> EXERCISE PROMPT: Extract exactly and only the lines from the one containing "What data populates" through the end of the entries below. Pictures should not appear in the copy.

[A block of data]
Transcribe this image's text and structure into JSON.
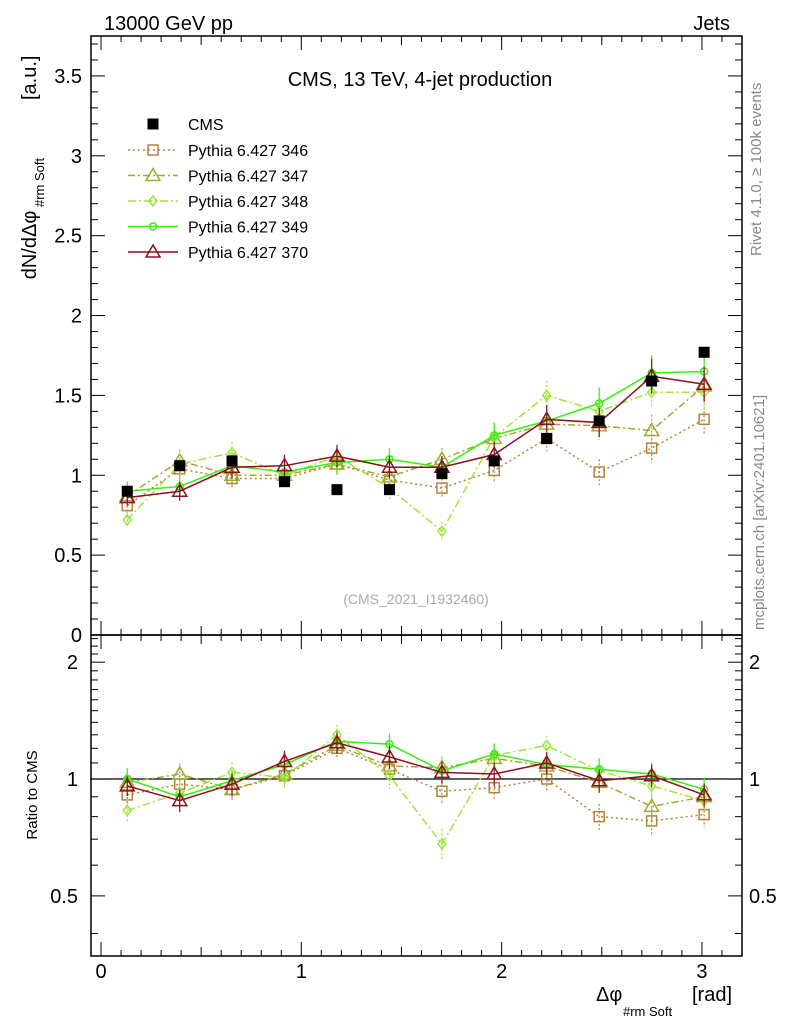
{
  "header": {
    "left": "13000 GeV pp",
    "right": "Jets"
  },
  "side_labels": {
    "rivet": "Rivet 4.1.0, ≥ 100k events",
    "mcplots": "mcplots.cern.ch [arXiv:2401.10621]"
  },
  "chart_data": {
    "type": "line",
    "title": "CMS, 13 TeV, 4-jet production",
    "watermark": "(CMS_2021_I1932460)",
    "ylabel_main": "dN/dΔφ",
    "ylabel_main_sub": "#rm Soft",
    "ylabel_main_unit": "[a.u.]",
    "ylabel_ratio": "Ratio to CMS",
    "xlabel": "Δφ",
    "xlabel_sub": "#rm Soft",
    "xlabel_unit": "[rad]",
    "xlim": [
      -0.05,
      3.2
    ],
    "ylim_main": [
      0,
      3.75
    ],
    "ylim_ratio": [
      0.35,
      2.35
    ],
    "xticks": [
      0,
      1,
      2,
      3
    ],
    "yticks_main": [
      "0",
      "0.5",
      "1",
      "1.5",
      "2",
      "2.5",
      "3",
      "3.5"
    ],
    "yticks_ratio": [
      "0.5",
      "1",
      "2"
    ],
    "x": [
      0.131,
      0.393,
      0.654,
      0.916,
      1.178,
      1.44,
      1.702,
      1.963,
      2.225,
      2.487,
      2.749,
      3.011
    ],
    "data": {
      "name": "CMS",
      "values": [
        0.9,
        1.06,
        1.09,
        0.96,
        0.91,
        0.91,
        1.01,
        1.09,
        1.23,
        1.34,
        1.59,
        1.77
      ]
    },
    "series": [
      {
        "name": "Pythia 6.427 346",
        "color": "#b5823c",
        "values": [
          0.81,
          1.04,
          0.98,
          0.98,
          1.07,
          0.97,
          0.92,
          1.03,
          1.23,
          1.02,
          1.17,
          1.35
        ],
        "errors": [
          0.05,
          0.06,
          0.06,
          0.06,
          0.06,
          0.06,
          0.06,
          0.07,
          0.08,
          0.08,
          0.09,
          0.1
        ]
      },
      {
        "name": "Pythia 6.427 347",
        "color": "#a3a832",
        "values": [
          0.87,
          1.09,
          1.0,
          1.0,
          1.07,
          0.99,
          1.1,
          1.23,
          1.32,
          1.31,
          1.28,
          1.56
        ],
        "errors": [
          0.05,
          0.07,
          0.07,
          0.07,
          0.07,
          0.07,
          0.07,
          0.08,
          0.09,
          0.09,
          0.1,
          0.11
        ]
      },
      {
        "name": "Pythia 6.427 348",
        "color": "#9ee63a",
        "values": [
          0.72,
          1.07,
          1.14,
          1.0,
          1.12,
          0.92,
          0.65,
          1.24,
          1.5,
          1.4,
          1.52,
          1.52
        ],
        "errors": [
          0.05,
          0.07,
          0.07,
          0.07,
          0.07,
          0.07,
          0.06,
          0.08,
          0.09,
          0.09,
          0.1,
          0.11
        ]
      },
      {
        "name": "Pythia 6.427 349",
        "color": "#3aee14",
        "values": [
          0.9,
          0.93,
          1.06,
          1.02,
          1.08,
          1.1,
          1.05,
          1.25,
          1.34,
          1.45,
          1.64,
          1.65
        ],
        "errors": [
          0.06,
          0.06,
          0.07,
          0.07,
          0.07,
          0.07,
          0.07,
          0.08,
          0.09,
          0.1,
          0.11,
          0.12
        ]
      },
      {
        "name": "Pythia 6.427 370",
        "color": "#8c1020",
        "values": [
          0.86,
          0.9,
          1.05,
          1.06,
          1.12,
          1.05,
          1.05,
          1.13,
          1.35,
          1.33,
          1.62,
          1.57
        ],
        "errors": [
          0.05,
          0.06,
          0.07,
          0.07,
          0.07,
          0.07,
          0.07,
          0.08,
          0.09,
          0.09,
          0.11,
          0.11
        ]
      }
    ],
    "ratio_series": [
      {
        "name": "Pythia 6.427 346",
        "values": [
          0.91,
          0.97,
          0.94,
          1.02,
          1.2,
          1.06,
          0.93,
          0.95,
          1.0,
          0.8,
          0.78,
          0.81
        ]
      },
      {
        "name": "Pythia 6.427 347",
        "values": [
          0.98,
          1.03,
          0.94,
          1.03,
          1.22,
          1.08,
          1.07,
          1.13,
          1.08,
          0.98,
          0.85,
          0.9
        ]
      },
      {
        "name": "Pythia 6.427 348",
        "values": [
          0.83,
          0.92,
          1.04,
          1.01,
          1.3,
          1.02,
          0.68,
          1.15,
          1.22,
          1.05,
          0.96,
          0.88
        ]
      },
      {
        "name": "Pythia 6.427 349",
        "values": [
          1.0,
          0.9,
          0.99,
          1.09,
          1.25,
          1.23,
          1.05,
          1.16,
          1.09,
          1.06,
          1.03,
          0.94
        ]
      },
      {
        "name": "Pythia 6.427 370",
        "values": [
          0.96,
          0.88,
          0.97,
          1.11,
          1.24,
          1.14,
          1.04,
          1.03,
          1.1,
          0.99,
          1.02,
          0.91
        ]
      }
    ]
  }
}
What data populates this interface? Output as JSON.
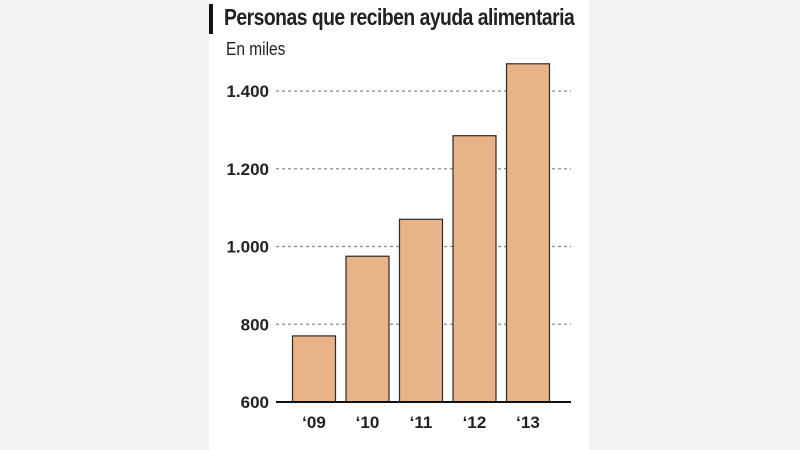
{
  "chart_data": {
    "type": "bar",
    "title": "Personas que reciben ayuda alimentaria",
    "subtitle": "En miles",
    "xlabel": "",
    "ylabel": "",
    "categories": [
      "‘09",
      "‘10",
      "‘11",
      "‘12",
      "‘13"
    ],
    "values": [
      770,
      975,
      1070,
      1285,
      1470
    ],
    "ylim": [
      600,
      1500
    ],
    "yticks": [
      600,
      800,
      1000,
      1200,
      1400
    ],
    "ytick_labels": [
      "600",
      "800",
      "1.000",
      "1.200",
      "1.400"
    ],
    "grid": true,
    "colors": {
      "bar": "#e8b487",
      "bar_edge": "#2a2a2a",
      "grid": "#8a8a8a",
      "text": "#222222"
    }
  }
}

> EXPECTED ANSWER:
What data populates this interface? Output as JSON.
{
  "chart_data": {
    "type": "bar",
    "title": "Personas que reciben ayuda alimentaria",
    "subtitle": "En miles",
    "xlabel": "",
    "ylabel": "",
    "categories": [
      "‘09",
      "‘10",
      "‘11",
      "‘12",
      "‘13"
    ],
    "values": [
      770,
      975,
      1070,
      1285,
      1470
    ],
    "ylim": [
      600,
      1500
    ],
    "yticks": [
      600,
      800,
      1000,
      1200,
      1400
    ],
    "ytick_labels": [
      "600",
      "800",
      "1.000",
      "1.200",
      "1.400"
    ],
    "grid": true,
    "colors": {
      "bar": "#e8b487",
      "bar_edge": "#2a2a2a",
      "grid": "#8a8a8a",
      "text": "#222222"
    }
  }
}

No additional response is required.